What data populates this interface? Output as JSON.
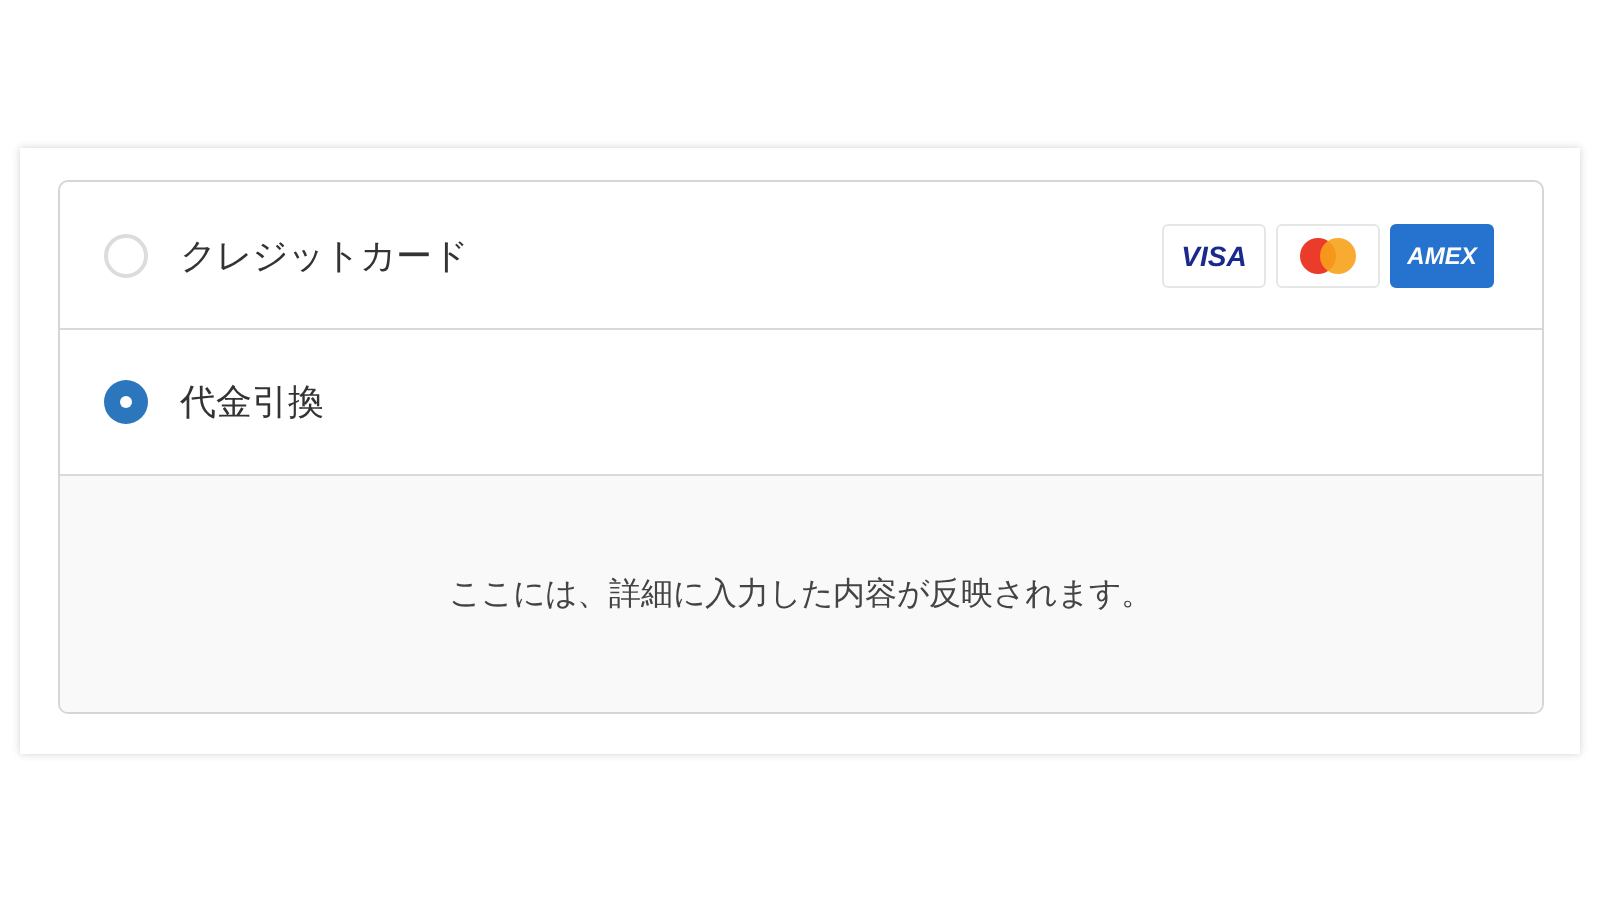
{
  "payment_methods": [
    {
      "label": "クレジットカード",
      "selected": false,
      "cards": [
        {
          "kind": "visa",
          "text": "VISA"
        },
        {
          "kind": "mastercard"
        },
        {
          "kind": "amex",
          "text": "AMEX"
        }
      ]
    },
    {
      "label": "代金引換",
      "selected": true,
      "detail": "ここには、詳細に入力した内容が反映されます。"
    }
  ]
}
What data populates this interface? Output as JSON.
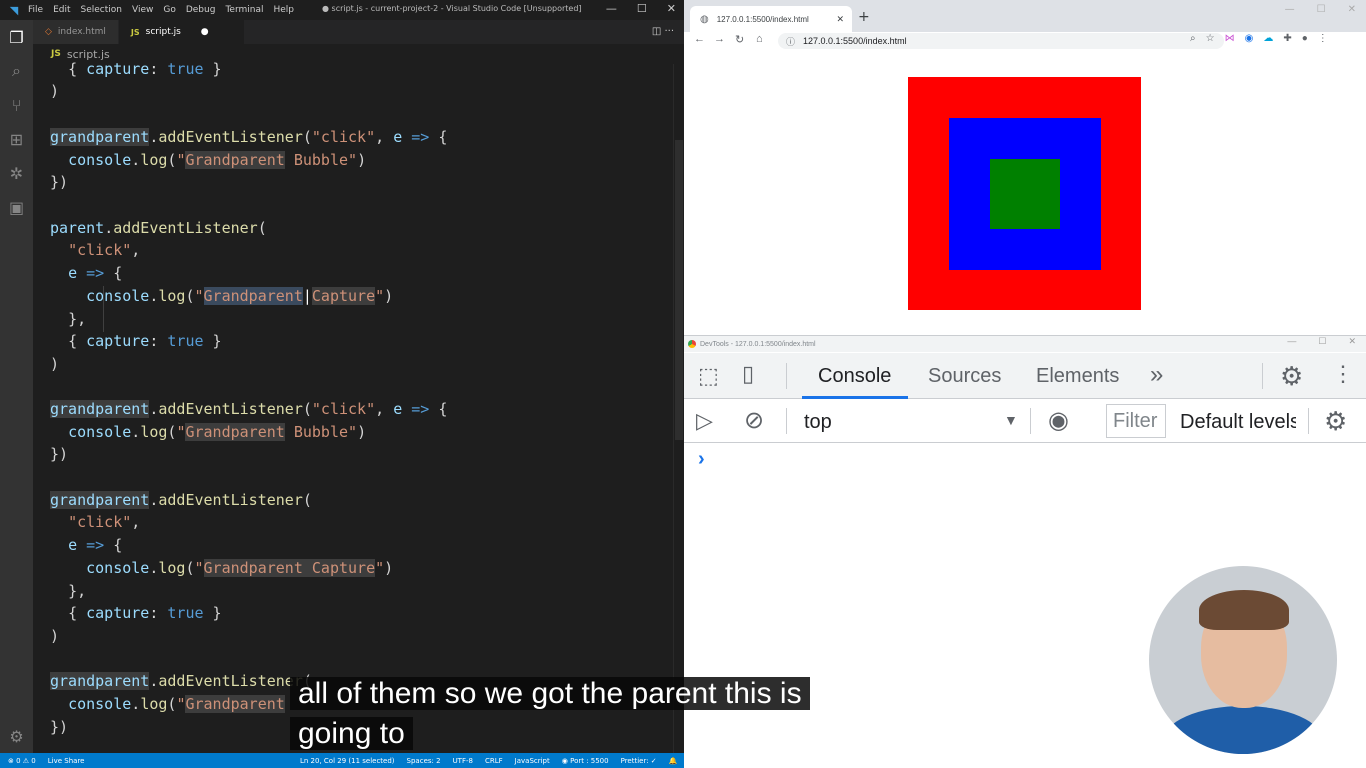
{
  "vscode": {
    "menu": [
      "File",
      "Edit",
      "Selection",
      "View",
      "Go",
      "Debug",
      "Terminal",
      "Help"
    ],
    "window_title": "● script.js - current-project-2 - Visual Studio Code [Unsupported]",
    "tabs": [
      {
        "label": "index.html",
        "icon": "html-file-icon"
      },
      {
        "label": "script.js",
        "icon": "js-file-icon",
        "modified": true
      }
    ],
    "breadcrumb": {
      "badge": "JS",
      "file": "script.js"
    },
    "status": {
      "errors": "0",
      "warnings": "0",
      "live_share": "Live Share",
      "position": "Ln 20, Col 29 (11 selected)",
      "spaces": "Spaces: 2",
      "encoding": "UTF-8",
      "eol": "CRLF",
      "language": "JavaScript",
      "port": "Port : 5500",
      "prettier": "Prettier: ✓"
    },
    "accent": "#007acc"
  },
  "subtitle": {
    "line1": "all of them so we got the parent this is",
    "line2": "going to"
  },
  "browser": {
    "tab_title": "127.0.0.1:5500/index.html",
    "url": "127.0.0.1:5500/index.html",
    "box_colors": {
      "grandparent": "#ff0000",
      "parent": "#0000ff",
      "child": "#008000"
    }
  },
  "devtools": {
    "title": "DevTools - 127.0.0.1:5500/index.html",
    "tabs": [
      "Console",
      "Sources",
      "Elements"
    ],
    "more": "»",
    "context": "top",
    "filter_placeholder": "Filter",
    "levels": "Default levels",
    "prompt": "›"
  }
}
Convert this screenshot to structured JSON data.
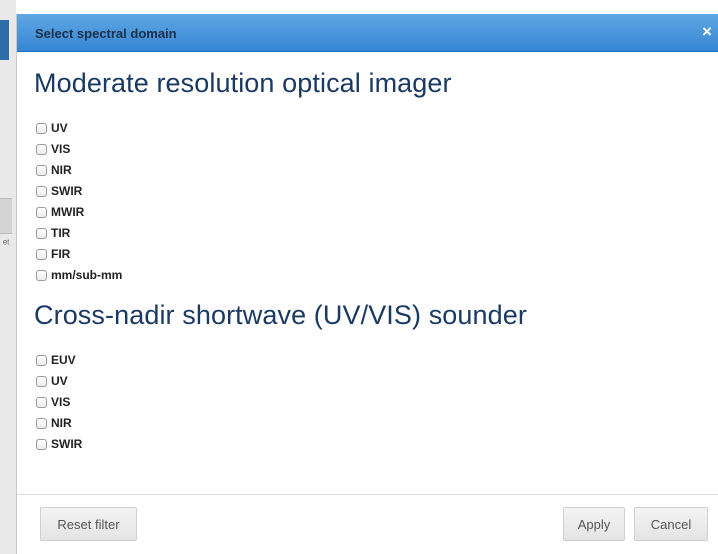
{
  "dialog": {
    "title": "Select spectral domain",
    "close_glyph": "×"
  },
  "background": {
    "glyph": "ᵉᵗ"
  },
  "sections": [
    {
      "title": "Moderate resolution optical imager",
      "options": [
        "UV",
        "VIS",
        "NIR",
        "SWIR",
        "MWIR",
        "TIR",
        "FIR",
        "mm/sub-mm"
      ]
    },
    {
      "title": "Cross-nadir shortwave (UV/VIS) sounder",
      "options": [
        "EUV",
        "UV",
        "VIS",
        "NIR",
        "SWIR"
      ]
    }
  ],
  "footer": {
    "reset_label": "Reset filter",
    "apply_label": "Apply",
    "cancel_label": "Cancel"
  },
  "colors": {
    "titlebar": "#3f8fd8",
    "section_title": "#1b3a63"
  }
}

============

◆ WRITTEN INSTRUCTION:
Images must not appear in the copy; reproduce everything else in the records verbatim.

◆ SOLUTION FOR THIS EXERCISE:
What data populates this interface? Output as JSON.
{
  "payment_methods": [
    {
      "label": "クレジットカード",
      "selected": false,
      "cards": [
        {
          "kind": "visa",
          "text": "VISA"
        },
        {
          "kind": "mastercard"
        },
        {
          "kind": "amex",
          "text": "AMEX"
        }
      ]
    },
    {
      "label": "代金引換",
      "selected": true,
      "detail": "ここには、詳細に入力した内容が反映されます。"
    }
  ]
}
What data populates this interface? Output as JSON.
{
  "vscode": {
    "menu": [
      "File",
      "Edit",
      "Selection",
      "View",
      "Go",
      "Debug",
      "Terminal",
      "Help"
    ],
    "window_title": "● script.js - current-project-2 - Visual Studio Code [Unsupported]",
    "tabs": [
      {
        "label": "index.html",
        "icon": "html-file-icon"
      },
      {
        "label": "script.js",
        "icon": "js-file-icon",
        "modified": true
      }
    ],
    "breadcrumb": {
      "badge": "JS",
      "file": "script.js"
    },
    "status": {
      "errors": "0",
      "warnings": "0",
      "live_share": "Live Share",
      "position": "Ln 20, Col 29 (11 selected)",
      "spaces": "Spaces: 2",
      "encoding": "UTF-8",
      "eol": "CRLF",
      "language": "JavaScript",
      "port": "Port : 5500",
      "prettier": "Prettier: ✓"
    },
    "accent": "#007acc"
  },
  "subtitle": {
    "line1": "all of them so we got the parent this is",
    "line2": "going to"
  },
  "browser": {
    "tab_title": "127.0.0.1:5500/index.html",
    "url": "127.0.0.1:5500/index.html",
    "box_colors": {
      "grandparent": "#ff0000",
      "parent": "#0000ff",
      "child": "#008000"
    }
  },
  "devtools": {
    "title": "DevTools - 127.0.0.1:5500/index.html",
    "tabs": [
      "Console",
      "Sources",
      "Elements"
    ],
    "more": "»",
    "context": "top",
    "filter_placeholder": "Filter",
    "levels": "Default levels",
    "prompt": "›"
  }
}
Convert this screenshot to structured JSON data.
{
  "dialog": {
    "title": "Select spectral domain",
    "close_glyph": "×"
  },
  "background": {
    "glyph": "ᵉᵗ"
  },
  "sections": [
    {
      "title": "Moderate resolution optical imager",
      "options": [
        "UV",
        "VIS",
        "NIR",
        "SWIR",
        "MWIR",
        "TIR",
        "FIR",
        "mm/sub-mm"
      ]
    },
    {
      "title": "Cross-nadir shortwave (UV/VIS) sounder",
      "options": [
        "EUV",
        "UV",
        "VIS",
        "NIR",
        "SWIR"
      ]
    }
  ],
  "footer": {
    "reset_label": "Reset filter",
    "apply_label": "Apply",
    "cancel_label": "Cancel"
  },
  "colors": {
    "titlebar": "#3f8fd8",
    "section_title": "#1b3a63"
  }
}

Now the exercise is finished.